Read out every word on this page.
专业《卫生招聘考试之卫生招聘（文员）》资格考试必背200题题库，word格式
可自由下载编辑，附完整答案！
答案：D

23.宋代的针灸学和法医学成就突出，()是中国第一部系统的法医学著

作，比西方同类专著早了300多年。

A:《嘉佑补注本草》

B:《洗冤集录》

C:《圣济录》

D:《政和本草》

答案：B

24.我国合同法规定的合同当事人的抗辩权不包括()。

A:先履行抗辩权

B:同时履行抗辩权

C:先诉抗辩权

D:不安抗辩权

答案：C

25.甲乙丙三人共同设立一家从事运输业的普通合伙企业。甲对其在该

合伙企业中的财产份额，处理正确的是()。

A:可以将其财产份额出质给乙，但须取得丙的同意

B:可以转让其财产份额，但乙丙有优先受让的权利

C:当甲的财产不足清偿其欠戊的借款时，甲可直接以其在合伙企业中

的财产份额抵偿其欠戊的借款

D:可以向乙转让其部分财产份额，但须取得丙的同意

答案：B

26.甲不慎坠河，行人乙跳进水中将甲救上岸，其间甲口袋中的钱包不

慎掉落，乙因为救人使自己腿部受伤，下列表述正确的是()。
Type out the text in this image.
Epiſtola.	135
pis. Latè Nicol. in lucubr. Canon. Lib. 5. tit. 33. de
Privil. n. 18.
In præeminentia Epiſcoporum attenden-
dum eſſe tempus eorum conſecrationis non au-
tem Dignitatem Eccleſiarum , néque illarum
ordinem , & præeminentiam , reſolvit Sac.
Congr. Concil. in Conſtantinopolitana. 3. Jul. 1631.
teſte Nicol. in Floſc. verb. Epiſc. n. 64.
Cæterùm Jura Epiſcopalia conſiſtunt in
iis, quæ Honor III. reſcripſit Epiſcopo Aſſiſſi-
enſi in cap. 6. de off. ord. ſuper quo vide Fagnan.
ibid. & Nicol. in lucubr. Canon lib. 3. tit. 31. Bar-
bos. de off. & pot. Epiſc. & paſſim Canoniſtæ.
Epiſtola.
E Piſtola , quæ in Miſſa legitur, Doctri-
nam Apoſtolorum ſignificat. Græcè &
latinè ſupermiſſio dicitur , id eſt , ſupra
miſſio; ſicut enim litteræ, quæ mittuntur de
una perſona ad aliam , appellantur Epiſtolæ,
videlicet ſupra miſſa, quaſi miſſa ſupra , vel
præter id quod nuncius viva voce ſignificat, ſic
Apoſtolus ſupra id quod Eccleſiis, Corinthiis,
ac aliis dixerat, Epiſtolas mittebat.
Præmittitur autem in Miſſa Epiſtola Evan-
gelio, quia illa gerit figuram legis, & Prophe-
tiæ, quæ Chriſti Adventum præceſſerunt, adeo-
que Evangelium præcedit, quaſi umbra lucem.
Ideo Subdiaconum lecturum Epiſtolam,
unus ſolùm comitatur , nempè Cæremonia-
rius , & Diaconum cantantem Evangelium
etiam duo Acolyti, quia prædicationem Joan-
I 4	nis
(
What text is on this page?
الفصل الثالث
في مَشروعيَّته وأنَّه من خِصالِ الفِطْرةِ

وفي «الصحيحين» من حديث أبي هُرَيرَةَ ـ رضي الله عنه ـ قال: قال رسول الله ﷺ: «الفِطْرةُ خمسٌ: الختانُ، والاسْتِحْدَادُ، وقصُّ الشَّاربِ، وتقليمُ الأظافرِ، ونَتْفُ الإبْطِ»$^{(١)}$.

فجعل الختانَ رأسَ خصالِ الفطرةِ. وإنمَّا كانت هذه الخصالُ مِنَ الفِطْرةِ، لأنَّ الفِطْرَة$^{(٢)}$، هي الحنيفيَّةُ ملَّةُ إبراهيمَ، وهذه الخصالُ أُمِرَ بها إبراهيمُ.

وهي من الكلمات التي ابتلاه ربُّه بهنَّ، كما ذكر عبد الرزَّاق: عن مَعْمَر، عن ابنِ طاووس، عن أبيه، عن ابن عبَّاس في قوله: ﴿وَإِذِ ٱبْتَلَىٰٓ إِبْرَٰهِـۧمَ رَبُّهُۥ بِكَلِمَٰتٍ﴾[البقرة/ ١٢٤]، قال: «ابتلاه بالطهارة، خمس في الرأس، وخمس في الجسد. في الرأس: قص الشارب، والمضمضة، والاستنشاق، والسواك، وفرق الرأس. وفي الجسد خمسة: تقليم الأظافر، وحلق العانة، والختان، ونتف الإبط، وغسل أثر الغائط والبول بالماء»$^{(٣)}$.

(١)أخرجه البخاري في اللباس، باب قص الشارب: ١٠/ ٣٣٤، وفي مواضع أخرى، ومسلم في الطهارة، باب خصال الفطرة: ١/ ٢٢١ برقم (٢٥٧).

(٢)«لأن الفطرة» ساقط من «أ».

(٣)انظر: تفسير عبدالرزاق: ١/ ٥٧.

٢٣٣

» **Brief**:
Wherever the string "但须取得丙的同意" appears in the entries above, list that line.

» **Correct result**:
A:可以将其财产份额出质给乙，但须取得丙的同意
D:可以向乙转让其部分财产份额，但须取得丙的同意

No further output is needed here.